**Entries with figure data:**
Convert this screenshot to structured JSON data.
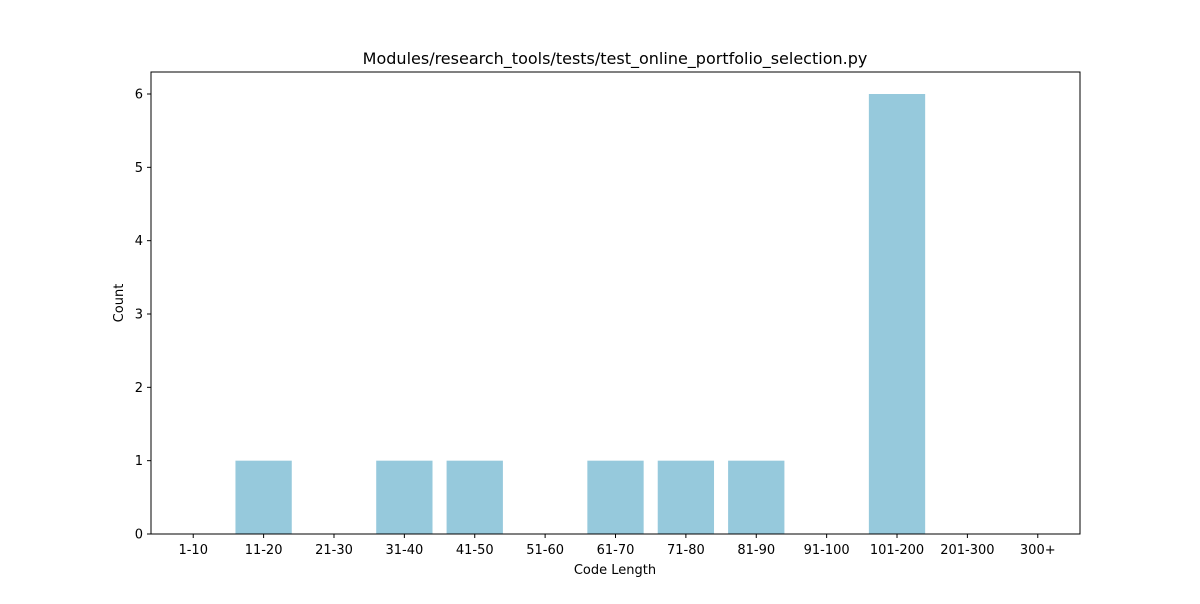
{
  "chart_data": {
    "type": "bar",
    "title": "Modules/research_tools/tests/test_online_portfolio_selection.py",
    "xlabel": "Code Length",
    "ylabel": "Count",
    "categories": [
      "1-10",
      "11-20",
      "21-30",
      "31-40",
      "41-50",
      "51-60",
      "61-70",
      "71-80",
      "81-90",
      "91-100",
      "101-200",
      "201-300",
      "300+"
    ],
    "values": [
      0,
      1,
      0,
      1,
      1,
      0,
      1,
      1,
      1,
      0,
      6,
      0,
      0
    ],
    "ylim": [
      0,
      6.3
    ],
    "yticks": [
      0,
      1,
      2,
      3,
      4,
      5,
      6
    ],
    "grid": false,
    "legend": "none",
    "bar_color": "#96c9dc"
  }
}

**Aim:** Transcribe every line in the entries above, taking out only the images.

**Exercise output:**
Convert this screenshot to structured JSON data.
{
  "chart_data": {
    "type": "bar",
    "title": "Modules/research_tools/tests/test_online_portfolio_selection.py",
    "xlabel": "Code Length",
    "ylabel": "Count",
    "categories": [
      "1-10",
      "11-20",
      "21-30",
      "31-40",
      "41-50",
      "51-60",
      "61-70",
      "71-80",
      "81-90",
      "91-100",
      "101-200",
      "201-300",
      "300+"
    ],
    "values": [
      0,
      1,
      0,
      1,
      1,
      0,
      1,
      1,
      1,
      0,
      6,
      0,
      0
    ],
    "ylim": [
      0,
      6.3
    ],
    "yticks": [
      0,
      1,
      2,
      3,
      4,
      5,
      6
    ],
    "grid": false,
    "legend": "none",
    "bar_color": "#96c9dc"
  }
}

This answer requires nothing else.